_Stated task_. In the entries below, repeat every line from the one containing "section-subtitle: Initiativen und" down to the one containing "section-title-line: Beteiligungsverfahren xyxy=(128,148,319,168)", including both of those lines, without changing anything.

-- START OF Extracted entries --

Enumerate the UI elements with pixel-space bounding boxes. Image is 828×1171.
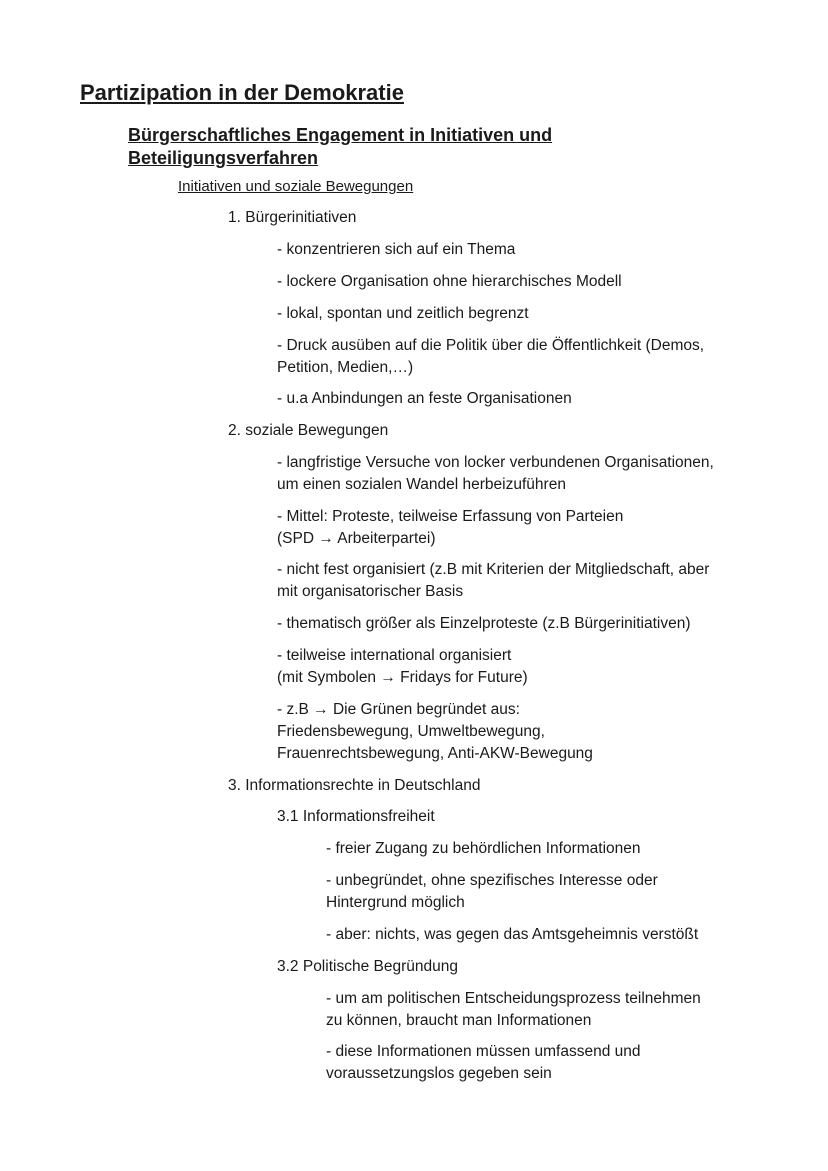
section-subtitle: Initiativen und soziale Bewegungen xyxy=(178,178,414,195)
list-item-continued: voraussetzungslos gegeben sein xyxy=(326,1065,552,1082)
list-item-continued: mit organisatorischer Basis xyxy=(277,583,464,600)
sublist-heading: 3.2 Politische Begründung xyxy=(277,958,458,975)
list-item: - teilweise international organisiert xyxy=(277,647,512,664)
list-item: - Mittel: Proteste, teilweise Erfassung von Parteien xyxy=(277,508,624,525)
section-title-line: Beteiligungsverfahren xyxy=(128,148,319,168)
list-item-continued: Petition, Medien,…) xyxy=(277,359,414,376)
list-heading: 3. Informationsrechte in Deutschland xyxy=(228,777,481,794)
sublist-heading: 3.1 Informationsfreiheit xyxy=(277,808,435,825)
list-item: - langfristige Versuche von locker verbundenen Organisationen, xyxy=(277,454,714,471)
list-item: - nicht fest organisiert (z.B mit Kriterien der Mitgliedschaft, aber xyxy=(277,561,710,578)
section-title-line: Bürgerschaftliches Engagement in Initiativen und xyxy=(128,125,553,145)
section-title xyxy=(128,124,688,170)
list-item: - um am politischen Entscheidungsprozess teilnehmen xyxy=(326,990,701,1007)
list-heading: 1. Bürgerinitiativen xyxy=(228,209,357,226)
list-item: - konzentrieren sich auf ein Thema xyxy=(277,241,516,258)
list-item: - aber: nichts, was gegen das Amtsgeheimnis verstößt xyxy=(326,926,699,943)
list-item-continued: zu können, braucht man Informationen xyxy=(326,1012,592,1029)
list-item-continued: um einen sozialen Wandel herbeizuführen xyxy=(277,476,566,493)
list-item: - thematisch größer als Einzelproteste (z.B Bürgerinitiativen) xyxy=(277,615,691,632)
list-item: - unbegründet, ohne spezifisches Interesse oder xyxy=(326,872,658,889)
list-item-continued: (mit Symbolen → Fridays for Future) xyxy=(277,669,528,686)
list-item-continued: (SPD → Arbeiterpartei) xyxy=(277,530,436,547)
list-item: - lokal, spontan und zeitlich begrenzt xyxy=(277,305,529,322)
list-item: - z.B → Die Grünen begründet aus: xyxy=(277,701,520,718)
page-title: Partizipation in der Demokratie xyxy=(80,80,404,105)
list-item: - Druck ausüben auf die Politik über die Öffentlichkeit (Demos, xyxy=(277,337,705,354)
list-item-continued: Frauenrechtsbewegung, Anti-AKW-Bewegung xyxy=(277,745,593,762)
list-item: - diese Informationen müssen umfassend und xyxy=(326,1043,641,1060)
list-item: - freier Zugang zu behördlichen Informationen xyxy=(326,840,641,857)
list-item: - u.a Anbindungen an feste Organisationen xyxy=(277,390,572,407)
list-item-continued: Friedensbewegung, Umweltbewegung, xyxy=(277,723,545,740)
list-item-continued: Hintergrund möglich xyxy=(326,894,465,911)
list-heading: 2. soziale Bewegungen xyxy=(228,422,389,439)
list-item: - lockere Organisation ohne hierarchisches Modell xyxy=(277,273,622,290)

-- END OF Extracted entries --

_Problem solution_.
section-subtitle: Initiativen und soziale Bewegungen xyxy=(178,178,414,195)
list-item-continued: voraussetzungslos gegeben sein xyxy=(326,1065,552,1082)
list-item-continued: mit organisatorischer Basis xyxy=(277,583,464,600)
sublist-heading: 3.2 Politische Begründung xyxy=(277,958,458,975)
list-item: - teilweise international organisiert xyxy=(277,647,512,664)
list-item: - Mittel: Proteste, teilweise Erfassung von Parteien xyxy=(277,508,624,525)
section-title-line: Beteiligungsverfahren xyxy=(128,148,319,168)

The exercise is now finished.